··· EXERCISE DATA ···
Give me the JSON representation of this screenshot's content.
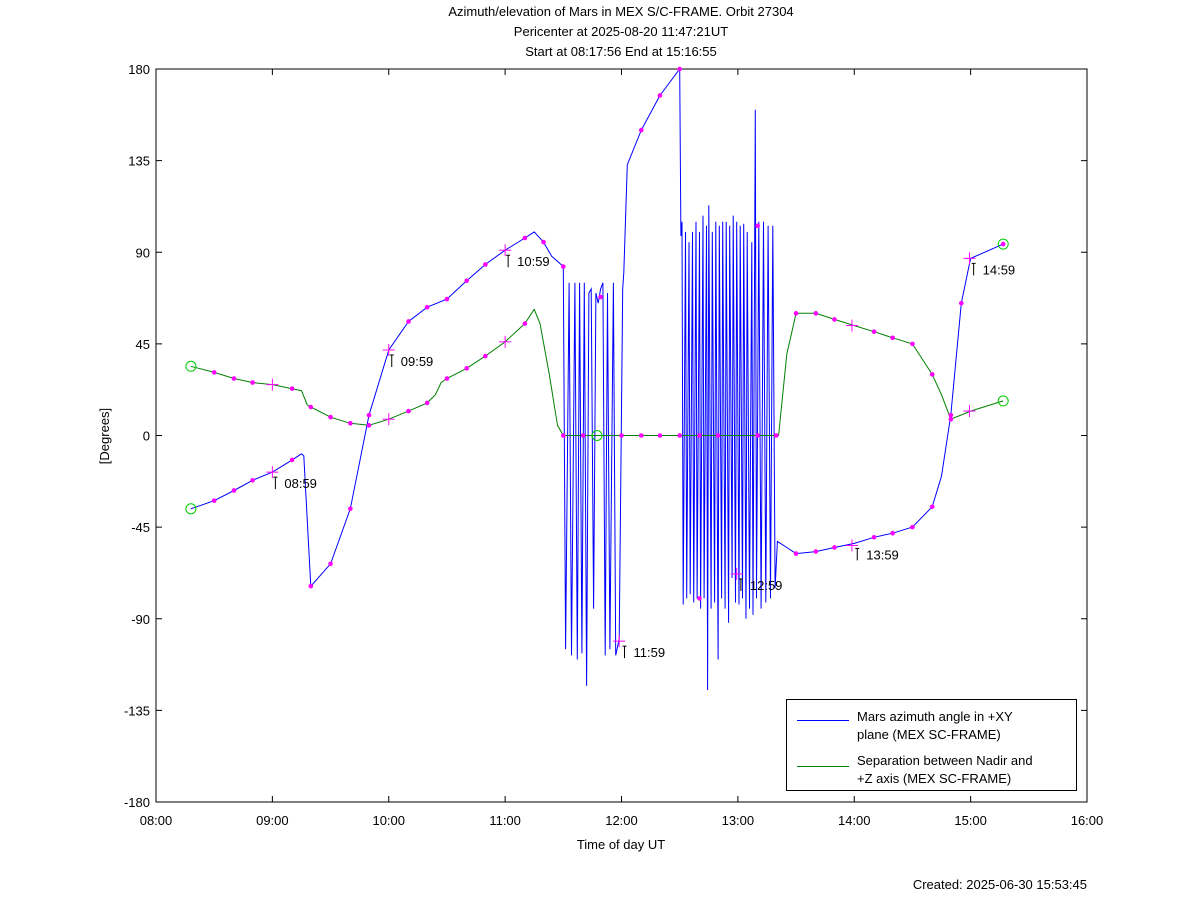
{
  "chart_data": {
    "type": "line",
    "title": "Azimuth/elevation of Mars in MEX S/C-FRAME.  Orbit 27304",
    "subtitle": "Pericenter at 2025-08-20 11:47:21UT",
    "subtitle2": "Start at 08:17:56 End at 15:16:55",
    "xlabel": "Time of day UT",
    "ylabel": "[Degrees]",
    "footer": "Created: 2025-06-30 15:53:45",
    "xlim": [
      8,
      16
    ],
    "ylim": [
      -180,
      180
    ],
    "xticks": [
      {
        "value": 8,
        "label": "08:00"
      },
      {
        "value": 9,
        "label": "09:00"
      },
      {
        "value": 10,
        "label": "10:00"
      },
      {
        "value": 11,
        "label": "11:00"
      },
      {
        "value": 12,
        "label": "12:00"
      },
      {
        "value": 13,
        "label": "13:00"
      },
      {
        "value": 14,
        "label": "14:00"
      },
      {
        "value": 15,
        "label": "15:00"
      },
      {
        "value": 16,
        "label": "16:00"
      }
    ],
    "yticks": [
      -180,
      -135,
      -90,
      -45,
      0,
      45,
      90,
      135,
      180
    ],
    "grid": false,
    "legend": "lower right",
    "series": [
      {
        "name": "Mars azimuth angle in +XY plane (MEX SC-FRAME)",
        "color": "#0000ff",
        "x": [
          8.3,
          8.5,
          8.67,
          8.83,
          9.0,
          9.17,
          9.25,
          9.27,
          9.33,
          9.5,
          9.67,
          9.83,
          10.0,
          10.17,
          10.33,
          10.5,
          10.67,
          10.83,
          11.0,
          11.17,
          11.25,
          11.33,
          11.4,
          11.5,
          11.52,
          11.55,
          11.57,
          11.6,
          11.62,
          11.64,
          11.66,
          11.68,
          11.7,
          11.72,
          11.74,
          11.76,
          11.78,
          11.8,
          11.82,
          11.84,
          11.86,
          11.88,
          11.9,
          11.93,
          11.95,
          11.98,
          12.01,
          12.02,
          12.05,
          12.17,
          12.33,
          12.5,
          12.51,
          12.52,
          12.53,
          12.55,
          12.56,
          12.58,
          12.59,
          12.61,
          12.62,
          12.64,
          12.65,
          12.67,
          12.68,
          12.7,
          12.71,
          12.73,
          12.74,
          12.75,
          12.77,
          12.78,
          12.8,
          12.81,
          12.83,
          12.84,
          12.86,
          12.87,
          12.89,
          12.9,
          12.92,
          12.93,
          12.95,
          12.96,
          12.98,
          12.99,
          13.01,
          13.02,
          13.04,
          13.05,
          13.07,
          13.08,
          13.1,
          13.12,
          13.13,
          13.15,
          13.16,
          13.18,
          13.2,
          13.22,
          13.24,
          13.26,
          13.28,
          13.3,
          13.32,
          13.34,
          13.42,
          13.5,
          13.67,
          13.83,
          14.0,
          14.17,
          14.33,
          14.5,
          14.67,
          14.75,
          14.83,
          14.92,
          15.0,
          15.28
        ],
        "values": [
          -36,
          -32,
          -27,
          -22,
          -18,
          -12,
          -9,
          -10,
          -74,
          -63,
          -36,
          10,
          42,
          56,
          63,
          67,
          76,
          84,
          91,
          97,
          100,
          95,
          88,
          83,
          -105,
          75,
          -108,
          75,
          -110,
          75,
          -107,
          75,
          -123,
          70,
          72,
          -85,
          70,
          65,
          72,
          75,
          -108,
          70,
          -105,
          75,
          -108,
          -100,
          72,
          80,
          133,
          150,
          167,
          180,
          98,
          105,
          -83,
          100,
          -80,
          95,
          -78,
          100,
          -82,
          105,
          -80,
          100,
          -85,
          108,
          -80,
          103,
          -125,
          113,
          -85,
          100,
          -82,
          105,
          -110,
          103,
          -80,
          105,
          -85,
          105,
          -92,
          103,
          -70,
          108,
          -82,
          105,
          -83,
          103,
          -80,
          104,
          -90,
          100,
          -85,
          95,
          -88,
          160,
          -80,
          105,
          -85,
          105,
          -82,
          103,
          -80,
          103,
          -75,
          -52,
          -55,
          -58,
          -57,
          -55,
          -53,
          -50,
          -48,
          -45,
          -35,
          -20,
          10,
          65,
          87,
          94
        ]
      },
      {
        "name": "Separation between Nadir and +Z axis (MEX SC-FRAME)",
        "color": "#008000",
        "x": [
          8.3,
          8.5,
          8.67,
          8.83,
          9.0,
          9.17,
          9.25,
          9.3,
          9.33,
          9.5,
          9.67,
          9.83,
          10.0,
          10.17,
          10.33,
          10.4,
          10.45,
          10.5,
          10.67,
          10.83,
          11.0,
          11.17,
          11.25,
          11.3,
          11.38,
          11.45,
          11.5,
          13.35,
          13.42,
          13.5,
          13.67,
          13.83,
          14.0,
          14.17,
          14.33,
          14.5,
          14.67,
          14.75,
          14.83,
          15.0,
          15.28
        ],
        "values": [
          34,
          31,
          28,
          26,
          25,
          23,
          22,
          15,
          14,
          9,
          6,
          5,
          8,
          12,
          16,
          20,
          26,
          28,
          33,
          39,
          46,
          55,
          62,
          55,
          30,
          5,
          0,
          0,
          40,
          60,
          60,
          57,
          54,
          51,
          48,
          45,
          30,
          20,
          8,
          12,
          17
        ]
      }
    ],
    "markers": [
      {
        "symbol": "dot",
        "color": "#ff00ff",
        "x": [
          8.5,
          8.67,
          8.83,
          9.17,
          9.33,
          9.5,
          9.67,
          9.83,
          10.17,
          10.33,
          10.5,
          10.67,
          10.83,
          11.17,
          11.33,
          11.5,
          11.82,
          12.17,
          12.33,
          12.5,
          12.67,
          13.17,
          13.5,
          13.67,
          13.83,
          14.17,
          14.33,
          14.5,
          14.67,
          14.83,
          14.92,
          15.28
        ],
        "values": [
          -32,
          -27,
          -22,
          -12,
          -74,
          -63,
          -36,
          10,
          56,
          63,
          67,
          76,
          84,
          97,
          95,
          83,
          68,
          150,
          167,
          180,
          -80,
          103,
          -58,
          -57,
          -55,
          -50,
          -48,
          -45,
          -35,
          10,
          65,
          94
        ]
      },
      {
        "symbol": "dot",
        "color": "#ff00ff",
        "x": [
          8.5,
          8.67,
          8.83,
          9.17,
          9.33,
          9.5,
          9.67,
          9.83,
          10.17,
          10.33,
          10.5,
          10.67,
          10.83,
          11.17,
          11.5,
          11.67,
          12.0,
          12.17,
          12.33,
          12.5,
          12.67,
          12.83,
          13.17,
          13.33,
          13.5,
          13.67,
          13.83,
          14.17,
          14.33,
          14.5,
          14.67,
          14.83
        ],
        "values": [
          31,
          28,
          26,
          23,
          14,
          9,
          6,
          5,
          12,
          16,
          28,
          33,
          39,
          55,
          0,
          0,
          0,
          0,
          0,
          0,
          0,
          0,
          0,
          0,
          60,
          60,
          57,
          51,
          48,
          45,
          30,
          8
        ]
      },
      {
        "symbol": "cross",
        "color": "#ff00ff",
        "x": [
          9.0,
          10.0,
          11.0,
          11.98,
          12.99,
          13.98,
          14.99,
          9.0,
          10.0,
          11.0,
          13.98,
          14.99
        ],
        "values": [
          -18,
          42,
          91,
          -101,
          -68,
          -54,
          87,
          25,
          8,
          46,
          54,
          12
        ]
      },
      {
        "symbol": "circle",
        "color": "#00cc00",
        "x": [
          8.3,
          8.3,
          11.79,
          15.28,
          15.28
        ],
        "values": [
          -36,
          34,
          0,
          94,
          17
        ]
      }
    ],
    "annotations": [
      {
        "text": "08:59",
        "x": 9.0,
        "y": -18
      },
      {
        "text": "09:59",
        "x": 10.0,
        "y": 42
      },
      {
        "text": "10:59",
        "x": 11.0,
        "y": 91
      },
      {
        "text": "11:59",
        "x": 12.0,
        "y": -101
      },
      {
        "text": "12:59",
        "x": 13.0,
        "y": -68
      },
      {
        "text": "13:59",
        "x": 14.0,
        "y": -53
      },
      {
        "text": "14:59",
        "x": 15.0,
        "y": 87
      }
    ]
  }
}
···
What is the number of lines in the records above that include the word "name"? Reply with that number and nothing more.

2